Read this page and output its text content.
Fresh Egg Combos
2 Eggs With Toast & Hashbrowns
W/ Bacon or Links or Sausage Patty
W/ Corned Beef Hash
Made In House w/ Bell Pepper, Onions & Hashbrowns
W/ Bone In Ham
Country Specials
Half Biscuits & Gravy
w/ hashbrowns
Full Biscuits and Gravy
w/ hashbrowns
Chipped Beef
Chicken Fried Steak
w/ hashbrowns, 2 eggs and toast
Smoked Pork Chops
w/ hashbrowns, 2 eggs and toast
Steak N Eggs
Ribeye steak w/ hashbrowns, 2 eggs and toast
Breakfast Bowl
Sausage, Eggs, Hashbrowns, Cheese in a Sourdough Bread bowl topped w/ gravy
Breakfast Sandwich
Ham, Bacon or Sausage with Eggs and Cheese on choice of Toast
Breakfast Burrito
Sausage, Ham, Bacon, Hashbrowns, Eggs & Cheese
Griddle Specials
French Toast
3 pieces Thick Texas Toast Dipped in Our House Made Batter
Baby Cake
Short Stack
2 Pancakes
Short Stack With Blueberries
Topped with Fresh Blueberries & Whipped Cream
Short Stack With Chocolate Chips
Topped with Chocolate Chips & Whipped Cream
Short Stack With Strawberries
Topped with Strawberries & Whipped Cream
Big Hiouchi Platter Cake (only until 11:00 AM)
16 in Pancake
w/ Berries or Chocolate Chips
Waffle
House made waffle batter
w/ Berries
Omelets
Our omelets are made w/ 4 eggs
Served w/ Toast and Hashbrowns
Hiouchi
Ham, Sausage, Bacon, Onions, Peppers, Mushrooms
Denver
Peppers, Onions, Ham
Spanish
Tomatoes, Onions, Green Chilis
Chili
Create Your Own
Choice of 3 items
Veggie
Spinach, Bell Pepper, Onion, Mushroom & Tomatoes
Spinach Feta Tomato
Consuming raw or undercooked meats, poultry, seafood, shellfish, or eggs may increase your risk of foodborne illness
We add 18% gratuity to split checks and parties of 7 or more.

···

● Exercise goal: Print out all the entries precisely as written.

● Worked answer:
Read this page and output its text content.
Fresh Egg Combos
2 Eggs With Toast & Hashbrowns
W/ Bacon or Links or Sausage Patty
W/ Corned Beef Hash
Made In House w/ Bell Pepper, Onions & Hashbrowns
W/ Bone In Ham
Country Specials
Half Biscuits & Gravy
w/ hashbrowns
Full Biscuits and Gravy
w/ hashbrowns
Chipped Beef
Chicken Fried Steak
w/ hashbrowns, 2 eggs and toast
Smoked Pork Chops
w/ hashbrowns, 2 eggs and toast
Steak N Eggs
Ribeye steak w/ hashbrowns, 2 eggs and toast
Breakfast Bowl
Sausage, Eggs, Hashbrowns, Cheese in a Sourdough Bread bowl topped w/ gravy
Breakfast Sandwich
Ham, Bacon or Sausage with Eggs and Cheese on choice of Toast
Breakfast Burrito
Sausage, Ham, Bacon, Hashbrowns, Eggs & Cheese
Griddle Specials
French Toast
3 pieces Thick Texas Toast Dipped in Our House Made Batter
Baby Cake
Short Stack
2 Pancakes
Short Stack With Blueberries
Topped with Fresh Blueberries & Whipped Cream
Short Stack With Chocolate Chips
Topped with Chocolate Chips & Whipped Cream
Short Stack With Strawberries
Topped with Strawberries & Whipped Cream
Big Hiouchi Platter Cake (only until 11:00 AM)
16 in Pancake
w/ Berries or Chocolate Chips
Waffle
House made waffle batter
w/ Berries
Omelets
Our omelets are made w/ 4 eggs
Served w/ Toast and Hashbrowns
Hiouchi
Ham, Sausage, Bacon, Onions, Peppers, Mushrooms
Denver
Peppers, Onions, Ham
Spanish
Tomatoes, Onions, Green Chilis
Chili
Create Your Own
Choice of 3 items
Veggie
Spinach, Bell Pepper, Onion, Mushroom & Tomatoes
Spinach Feta Tomato
Consuming raw or undercooked meats, poultry, seafood, shellfish, or eggs may increase your risk of foodborne illness
We add 18% gratuity to split checks and parties of 7 or more.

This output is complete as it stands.